Supplied data.
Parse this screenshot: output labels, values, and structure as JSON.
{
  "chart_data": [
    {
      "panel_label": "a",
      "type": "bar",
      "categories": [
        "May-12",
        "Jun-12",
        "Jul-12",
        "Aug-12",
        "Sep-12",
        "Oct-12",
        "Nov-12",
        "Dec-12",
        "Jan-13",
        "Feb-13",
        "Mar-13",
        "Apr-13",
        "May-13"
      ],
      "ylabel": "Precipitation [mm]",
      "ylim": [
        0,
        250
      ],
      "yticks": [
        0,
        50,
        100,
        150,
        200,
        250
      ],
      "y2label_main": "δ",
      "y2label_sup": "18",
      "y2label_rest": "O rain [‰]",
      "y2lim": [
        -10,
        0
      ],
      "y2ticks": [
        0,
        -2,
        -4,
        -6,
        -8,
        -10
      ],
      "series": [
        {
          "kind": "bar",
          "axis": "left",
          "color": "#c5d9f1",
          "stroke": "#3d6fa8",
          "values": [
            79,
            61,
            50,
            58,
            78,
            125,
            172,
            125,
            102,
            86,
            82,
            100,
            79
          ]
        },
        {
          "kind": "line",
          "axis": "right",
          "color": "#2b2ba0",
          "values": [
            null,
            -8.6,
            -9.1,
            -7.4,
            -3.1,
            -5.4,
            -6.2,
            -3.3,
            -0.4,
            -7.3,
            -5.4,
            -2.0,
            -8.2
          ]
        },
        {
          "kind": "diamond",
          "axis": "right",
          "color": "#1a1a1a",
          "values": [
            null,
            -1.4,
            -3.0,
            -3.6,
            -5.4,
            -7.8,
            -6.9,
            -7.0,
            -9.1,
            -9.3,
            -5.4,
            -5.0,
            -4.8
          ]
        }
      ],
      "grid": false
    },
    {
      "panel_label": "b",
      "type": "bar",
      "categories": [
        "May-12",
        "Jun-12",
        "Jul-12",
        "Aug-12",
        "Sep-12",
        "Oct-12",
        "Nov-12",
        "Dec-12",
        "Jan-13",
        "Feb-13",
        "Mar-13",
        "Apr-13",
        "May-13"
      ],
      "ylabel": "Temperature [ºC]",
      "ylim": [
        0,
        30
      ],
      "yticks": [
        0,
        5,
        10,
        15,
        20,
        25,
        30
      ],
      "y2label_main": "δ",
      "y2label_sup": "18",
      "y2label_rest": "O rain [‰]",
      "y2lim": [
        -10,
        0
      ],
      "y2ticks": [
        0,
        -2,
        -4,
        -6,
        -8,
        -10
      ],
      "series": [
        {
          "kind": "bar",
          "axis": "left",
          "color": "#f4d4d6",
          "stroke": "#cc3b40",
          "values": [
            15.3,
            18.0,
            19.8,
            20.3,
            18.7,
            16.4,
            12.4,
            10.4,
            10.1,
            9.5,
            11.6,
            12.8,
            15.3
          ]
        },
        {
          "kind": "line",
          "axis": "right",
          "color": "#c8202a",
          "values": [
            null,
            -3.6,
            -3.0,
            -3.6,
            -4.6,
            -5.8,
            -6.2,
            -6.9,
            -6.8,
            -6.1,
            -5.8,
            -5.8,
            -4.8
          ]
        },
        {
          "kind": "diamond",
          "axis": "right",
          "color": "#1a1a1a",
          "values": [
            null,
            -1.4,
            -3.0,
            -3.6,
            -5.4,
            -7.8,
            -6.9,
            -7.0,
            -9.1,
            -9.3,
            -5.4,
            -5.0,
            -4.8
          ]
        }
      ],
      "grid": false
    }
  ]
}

Your goal. Copy every record exactly as presented.

Output.
Parse this screenshot: output labels, values, and structure as JSON.
{
  "chart_data": [
    {
      "panel_label": "a",
      "type": "bar",
      "categories": [
        "May-12",
        "Jun-12",
        "Jul-12",
        "Aug-12",
        "Sep-12",
        "Oct-12",
        "Nov-12",
        "Dec-12",
        "Jan-13",
        "Feb-13",
        "Mar-13",
        "Apr-13",
        "May-13"
      ],
      "ylabel": "Precipitation [mm]",
      "ylim": [
        0,
        250
      ],
      "yticks": [
        0,
        50,
        100,
        150,
        200,
        250
      ],
      "y2label_main": "δ",
      "y2label_sup": "18",
      "y2label_rest": "O rain [‰]",
      "y2lim": [
        -10,
        0
      ],
      "y2ticks": [
        0,
        -2,
        -4,
        -6,
        -8,
        -10
      ],
      "series": [
        {
          "kind": "bar",
          "axis": "left",
          "color": "#c5d9f1",
          "stroke": "#3d6fa8",
          "values": [
            79,
            61,
            50,
            58,
            78,
            125,
            172,
            125,
            102,
            86,
            82,
            100,
            79
          ]
        },
        {
          "kind": "line",
          "axis": "right",
          "color": "#2b2ba0",
          "values": [
            null,
            -8.6,
            -9.1,
            -7.4,
            -3.1,
            -5.4,
            -6.2,
            -3.3,
            -0.4,
            -7.3,
            -5.4,
            -2.0,
            -8.2
          ]
        },
        {
          "kind": "diamond",
          "axis": "right",
          "color": "#1a1a1a",
          "values": [
            null,
            -1.4,
            -3.0,
            -3.6,
            -5.4,
            -7.8,
            -6.9,
            -7.0,
            -9.1,
            -9.3,
            -5.4,
            -5.0,
            -4.8
          ]
        }
      ],
      "grid": false
    },
    {
      "panel_label": "b",
      "type": "bar",
      "categories": [
        "May-12",
        "Jun-12",
        "Jul-12",
        "Aug-12",
        "Sep-12",
        "Oct-12",
        "Nov-12",
        "Dec-12",
        "Jan-13",
        "Feb-13",
        "Mar-13",
        "Apr-13",
        "May-13"
      ],
      "ylabel": "Temperature [ºC]",
      "ylim": [
        0,
        30
      ],
      "yticks": [
        0,
        5,
        10,
        15,
        20,
        25,
        30
      ],
      "y2label_main": "δ",
      "y2label_sup": "18",
      "y2label_rest": "O rain [‰]",
      "y2lim": [
        -10,
        0
      ],
      "y2ticks": [
        0,
        -2,
        -4,
        -6,
        -8,
        -10
      ],
      "series": [
        {
          "kind": "bar",
          "axis": "left",
          "color": "#f4d4d6",
          "stroke": "#cc3b40",
          "values": [
            15.3,
            18.0,
            19.8,
            20.3,
            18.7,
            16.4,
            12.4,
            10.4,
            10.1,
            9.5,
            11.6,
            12.8,
            15.3
          ]
        },
        {
          "kind": "line",
          "axis": "right",
          "color": "#c8202a",
          "values": [
            null,
            -3.6,
            -3.0,
            -3.6,
            -4.6,
            -5.8,
            -6.2,
            -6.9,
            -6.8,
            -6.1,
            -5.8,
            -5.8,
            -4.8
          ]
        },
        {
          "kind": "diamond",
          "axis": "right",
          "color": "#1a1a1a",
          "values": [
            null,
            -1.4,
            -3.0,
            -3.6,
            -5.4,
            -7.8,
            -6.9,
            -7.0,
            -9.1,
            -9.3,
            -5.4,
            -5.0,
            -4.8
          ]
        }
      ],
      "grid": false
    }
  ]
}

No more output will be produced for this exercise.